(PROBLEM)
Every entry that follows is to be set down exactly, with its pictures omitted.

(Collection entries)
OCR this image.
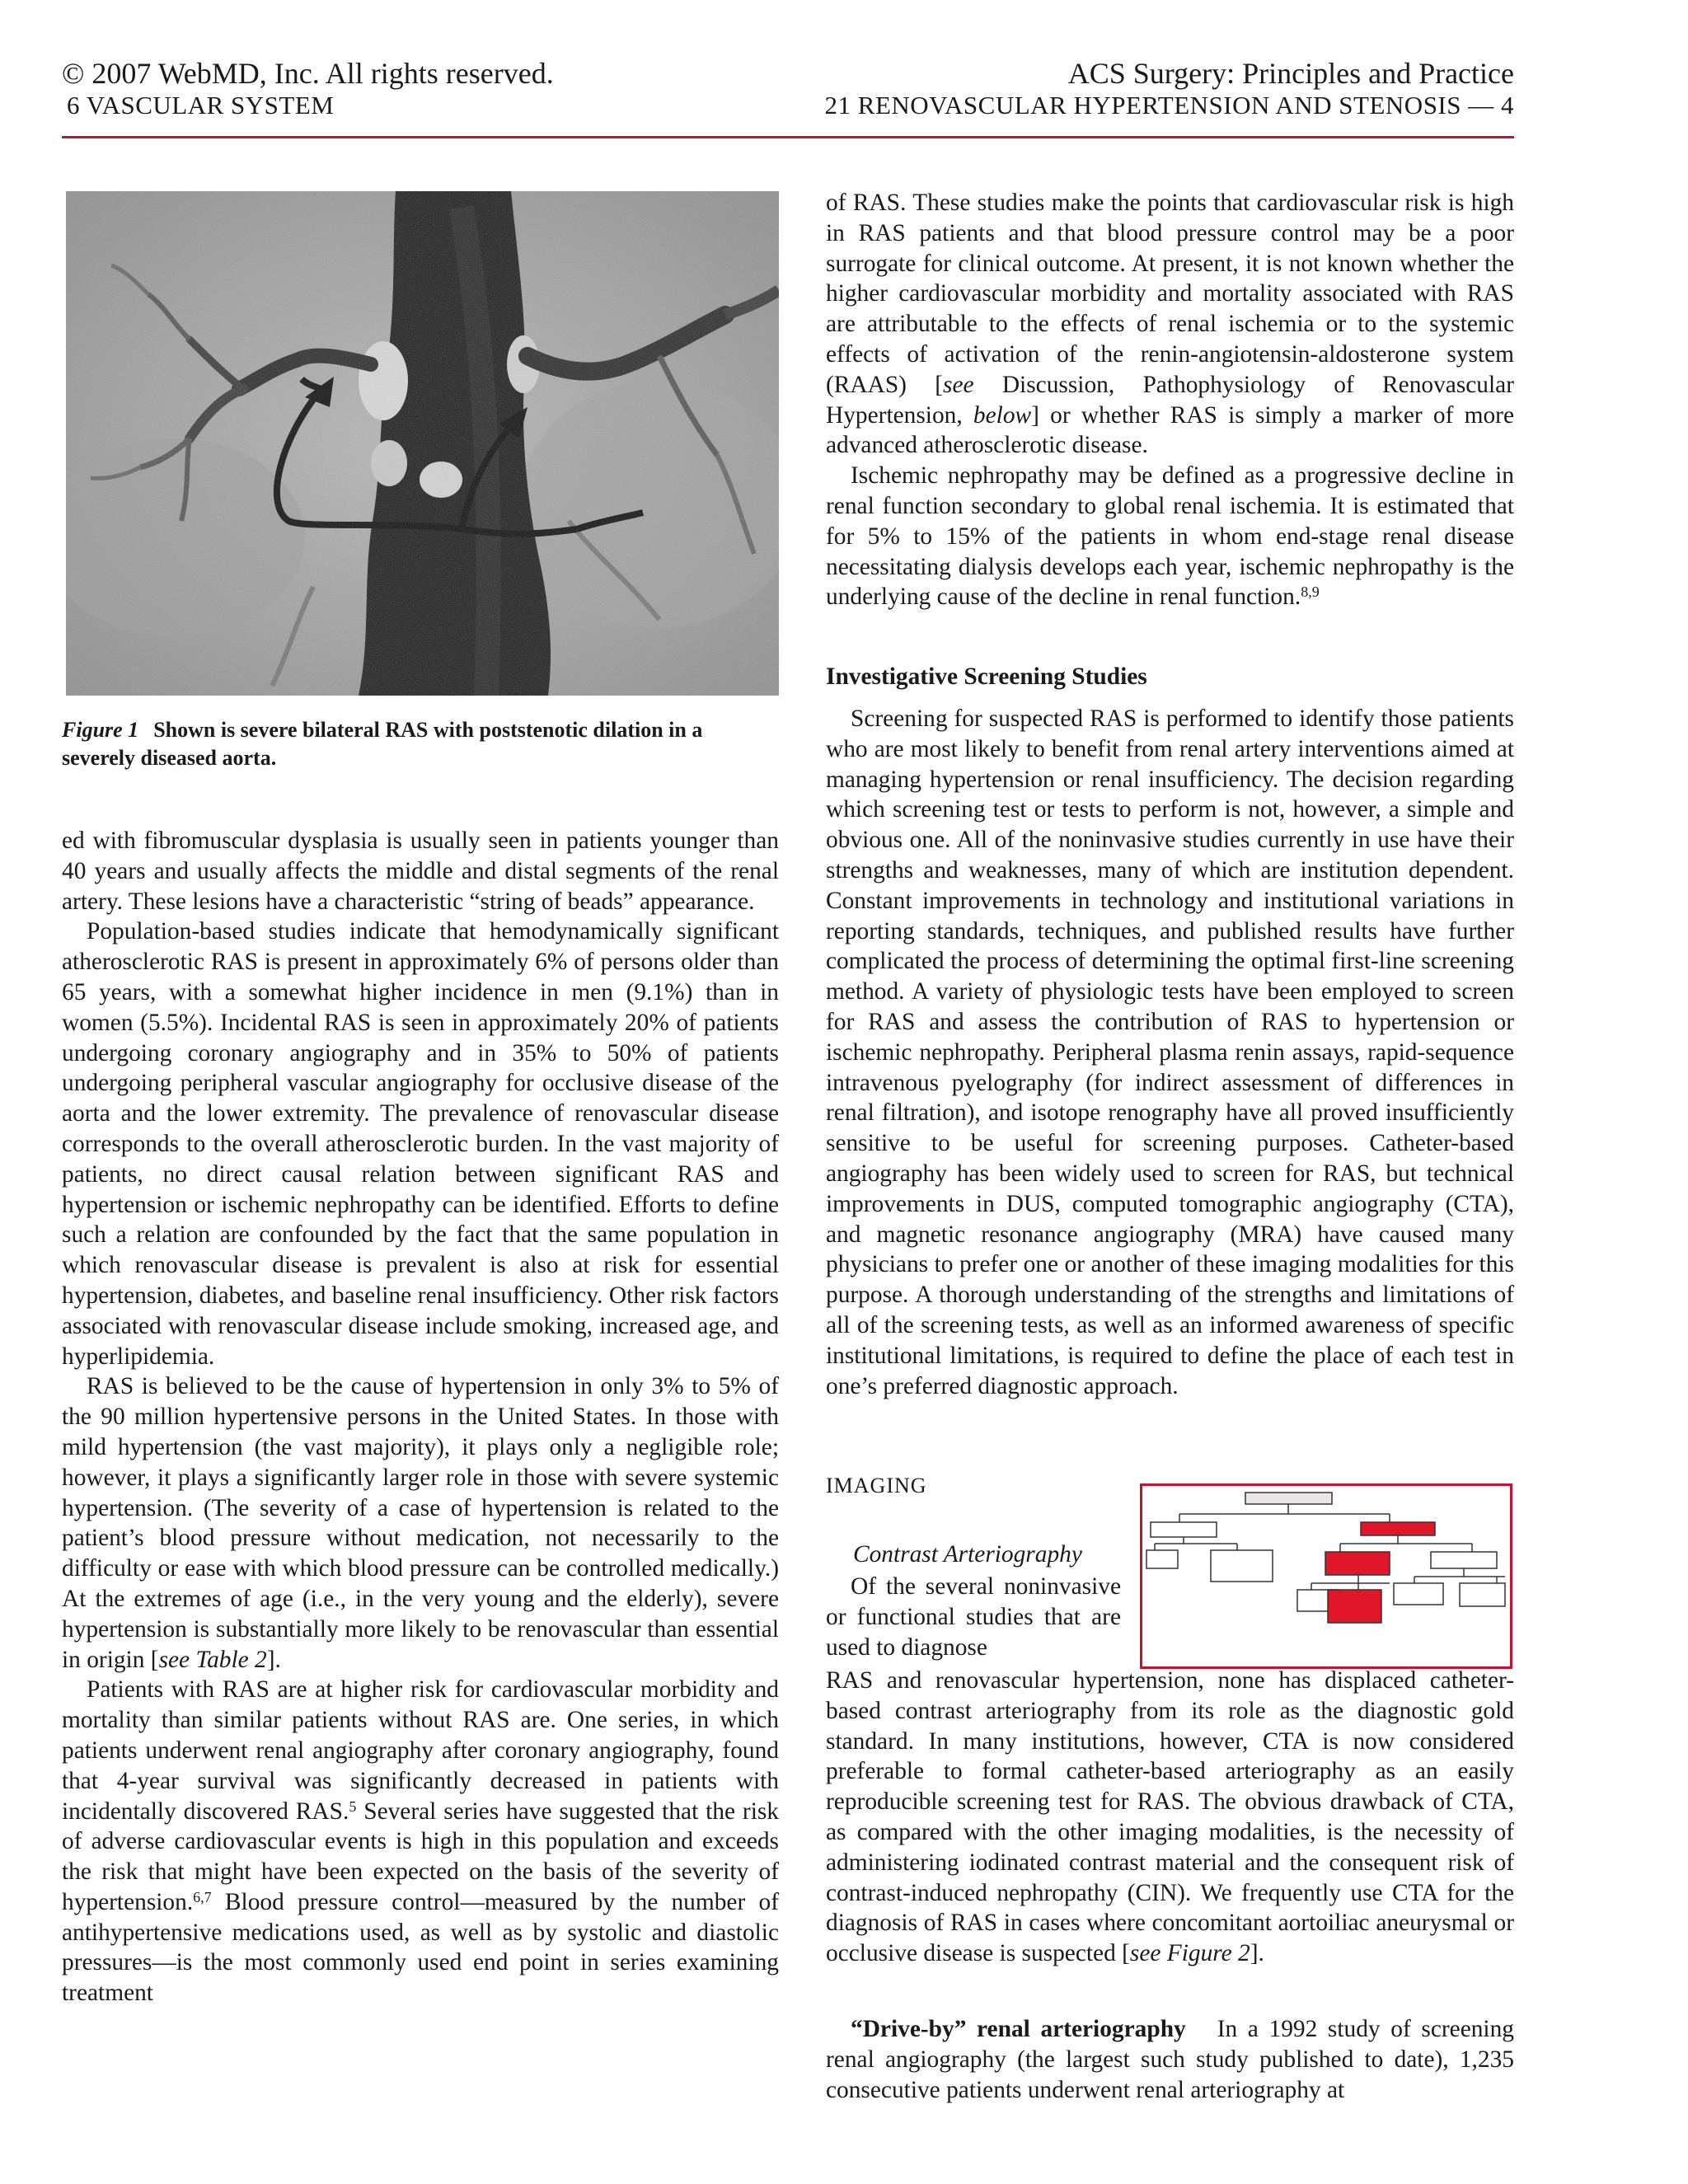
© 2007 WebMD, Inc. All rights reserved.
6 VASCULAR SYSTEM
ACS Surgery: Principles and Practice
21 RENOVASCULAR HYPERTENSION AND STENOSIS — 4
Figure 1 Shown is severe bilateral RAS with poststenotic dilation in a severely diseased aorta.

ed with fibromuscular dysplasia is usually seen in patients younger than 40 years and usually affects the middle and distal segments of the renal artery. These lesions have a characteristic “string of beads” appearance.

Population-based studies indicate that hemodynamically significant atherosclerotic RAS is present in approximately 6% of persons older than 65 years, with a somewhat higher incidence in men (9.1%) than in women (5.5%). Incidental RAS is seen in approximately 20% of patients undergoing coronary angiography and in 35% to 50% of patients undergoing peripheral vascular angiography for occlusive disease of the aorta and the lower extremity. The prevalence of renovascular disease corresponds to the overall atherosclerotic burden. In the vast majority of patients, no direct causal relation between significant RAS and hypertension or ischemic nephropathy can be identified. Efforts to define such a relation are confounded by the fact that the same population in which renovascular disease is prevalent is also at risk for essential hypertension, diabetes, and baseline renal insufficiency. Other risk factors associated with renovascular disease include smoking, increased age, and hyperlipidemia.

RAS is believed to be the cause of hypertension in only 3% to 5% of the 90 million hypertensive persons in the United States. In those with mild hypertension (the vast majority), it plays only a negligible role; however, it plays a significantly larger role in those with severe systemic hypertension. (The severity of a case of hypertension is related to the patient’s blood pressure without medication, not necessarily to the difficulty or ease with which blood pressure can be controlled medically.) At the extremes of age (i.e., in the very young and the elderly), severe hypertension is substantially more likely to be renovascular than essential in origin [see Table 2].

Patients with RAS are at higher risk for cardiovascular morbidity and mortality than similar patients without RAS are. One series, in which patients underwent renal angiography after coronary angiography, found that 4-year survival was significantly decreased in patients with incidentally discovered RAS.$^5$ Several series have suggested that the risk of adverse cardiovascular events is high in this population and exceeds the risk that might have been expected on the basis of the severity of hypertension.$^{6,7}$ Blood pressure control—measured by the number of antihypertensive medications used, as well as by systolic and diastolic pressures—is the most commonly used end point in series examining treatment

of RAS. These studies make the points that cardiovascular risk is high in RAS patients and that blood pressure control may be a poor surrogate for clinical outcome. At present, it is not known whether the higher cardiovascular morbidity and mortality associated with RAS are attributable to the effects of renal ischemia or to the systemic effects of activation of the renin-angiotensin-aldosterone system (RAAS) [see Discussion, Pathophysiology of Renovascular Hypertension, below] or whether RAS is simply a marker of more advanced atherosclerotic disease.

Ischemic nephropathy may be defined as a progressive decline in renal function secondary to global renal ischemia. It is estimated that for 5% to 15% of the patients in whom end-stage renal disease necessitating dialysis develops each year, ischemic nephropathy is the underlying cause of the decline in renal function.$^{8,9}$

Investigative Screening Studies

Screening for suspected RAS is performed to identify those patients who are most likely to benefit from renal artery interventions aimed at managing hypertension or renal insufficiency. The decision regarding which screening test or tests to perform is not, however, a simple and obvious one. All of the noninvasive studies currently in use have their strengths and weaknesses, many of which are institution dependent. Constant improvements in technology and institutional variations in reporting standards, techniques, and published results have further complicated the process of determining the optimal first-line screening method. A variety of physiologic tests have been employed to screen for RAS and assess the contribution of RAS to hypertension or ischemic nephropathy. Peripheral plasma renin assays, rapid-sequence intravenous pyelography (for indirect assessment of differences in renal filtration), and isotope renography have all proved insufficiently sensitive to be useful for screening purposes. Catheter-based angiography has been widely used to screen for RAS, but technical improvements in DUS, computed tomographic angiography (CTA), and magnetic resonance angiography (MRA) have caused many physicians to prefer one or another of these imaging modalities for this purpose. A thorough understanding of the strengths and limitations of all of the screening tests, as well as an informed awareness of specific institutional limitations, is required to define the place of each test in one’s preferred diagnostic approach.

IMAGING
Contrast Arteriography

Of the several noninvasive or functional studies that are used to diagnose

RAS and renovascular hypertension, none has displaced catheter-based contrast arteriography from its role as the diagnostic gold standard. In many institutions, however, CTA is now considered preferable to formal catheter-based arteriography as an easily reproducible screening test for RAS. The obvious drawback of CTA, as compared with the other imaging modalities, is the necessity of administering iodinated contrast material and the consequent risk of contrast-induced nephropathy (CIN). We frequently use CTA for the diagnosis of RAS in cases where concomitant aortoiliac aneurysmal or occlusive disease is suspected [see Figure 2].

“Drive-by” renal arteriography In a 1992 study of screening renal angiography (the largest such study published to date), 1,235 consecutive patients underwent renal arteriography at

(RESPONSE)
OCR this image.
© 2007 WebMD, Inc. All rights reserved.
6 VASCULAR SYSTEM
ACS Surgery: Principles and Practice
21 RENOVASCULAR HYPERTENSION AND STENOSIS — 4
Figure 1 Shown is severe bilateral RAS with poststenotic dilation in a severely diseased aorta.

ed with fibromuscular dysplasia is usually seen in patients younger than 40 years and usually affects the middle and distal segments of the renal artery. These lesions have a characteristic “string of beads” appearance.

Population-based studies indicate that hemodynamically significant atherosclerotic RAS is present in approximately 6% of persons older than 65 years, with a somewhat higher incidence in men (9.1%) than in women (5.5%). Incidental RAS is seen in approximately 20% of patients undergoing coronary angiography and in 35% to 50% of patients undergoing peripheral vascular angiography for occlusive disease of the aorta and the lower extremity. The prevalence of renovascular disease corresponds to the overall atherosclerotic burden. In the vast majority of patients, no direct causal relation between significant RAS and hypertension or ischemic nephropathy can be identified. Efforts to define such a relation are confounded by the fact that the same population in which renovascular disease is prevalent is also at risk for essential hypertension, diabetes, and baseline renal insufficiency. Other risk factors associated with renovascular disease include smoking, increased age, and hyperlipidemia.

RAS is believed to be the cause of hypertension in only 3% to 5% of the 90 million hypertensive persons in the United States. In those with mild hypertension (the vast majority), it plays only a negligible role; however, it plays a significantly larger role in those with severe systemic hypertension. (The severity of a case of hypertension is related to the patient’s blood pressure without medication, not necessarily to the difficulty or ease with which blood pressure can be controlled medically.) At the extremes of age (i.e., in the very young and the elderly), severe hypertension is substantially more likely to be renovascular than essential in origin [see Table 2].

Patients with RAS are at higher risk for cardiovascular morbidity and mortality than similar patients without RAS are. One series, in which patients underwent renal angiography after coronary angiography, found that 4-year survival was significantly decreased in patients with incidentally discovered RAS.$^5$ Several series have suggested that the risk of adverse cardiovascular events is high in this population and exceeds the risk that might have been expected on the basis of the severity of hypertension.$^{6,7}$ Blood pressure control—measured by the number of antihypertensive medications used, as well as by systolic and diastolic pressures—is the most commonly used end point in series examining treatment

of RAS. These studies make the points that cardiovascular risk is high in RAS patients and that blood pressure control may be a poor surrogate for clinical outcome. At present, it is not known whether the higher cardiovascular morbidity and mortality associated with RAS are attributable to the effects of renal ischemia or to the systemic effects of activation of the renin-angiotensin-aldosterone system (RAAS) [see Discussion, Pathophysiology of Renovascular Hypertension, below] or whether RAS is simply a marker of more advanced atherosclerotic disease.

Ischemic nephropathy may be defined as a progressive decline in renal function secondary to global renal ischemia. It is estimated that for 5% to 15% of the patients in whom end-stage renal disease necessitating dialysis develops each year, ischemic nephropathy is the underlying cause of the decline in renal function.$^{8,9}$

Investigative Screening Studies

Screening for suspected RAS is performed to identify those patients who are most likely to benefit from renal artery interventions aimed at managing hypertension or renal insufficiency. The decision regarding which screening test or tests to perform is not, however, a simple and obvious one. All of the noninvasive studies currently in use have their strengths and weaknesses, many of which are institution dependent. Constant improvements in technology and institutional variations in reporting standards, techniques, and published results have further complicated the process of determining the optimal first-line screening method. A variety of physiologic tests have been employed to screen for RAS and assess the contribution of RAS to hypertension or ischemic nephropathy. Peripheral plasma renin assays, rapid-sequence intravenous pyelography (for indirect assessment of differences in renal filtration), and isotope renography have all proved insufficiently sensitive to be useful for screening purposes. Catheter-based angiography has been widely used to screen for RAS, but technical improvements in DUS, computed tomographic angiography (CTA), and magnetic resonance angiography (MRA) have caused many physicians to prefer one or another of these imaging modalities for this purpose. A thorough understanding of the strengths and limitations of all of the screening tests, as well as an informed awareness of specific institutional limitations, is required to define the place of each test in one’s preferred diagnostic approach.

IMAGING
Contrast Arteriography

Of the several noninvasive or functional studies that are used to diagnose

RAS and renovascular hypertension, none has displaced catheter-based contrast arteriography from its role as the diagnostic gold standard. In many institutions, however, CTA is now considered preferable to formal catheter-based arteriography as an easily reproducible screening test for RAS. The obvious drawback of CTA, as compared with the other imaging modalities, is the necessity of administering iodinated contrast material and the consequent risk of contrast-induced nephropathy (CIN). We frequently use CTA for the diagnosis of RAS in cases where concomitant aortoiliac aneurysmal or occlusive disease is suspected [see Figure 2].

“Drive-by” renal arteriography In a 1992 study of screening renal angiography (the largest such study published to date), 1,235 consecutive patients underwent renal arteriography at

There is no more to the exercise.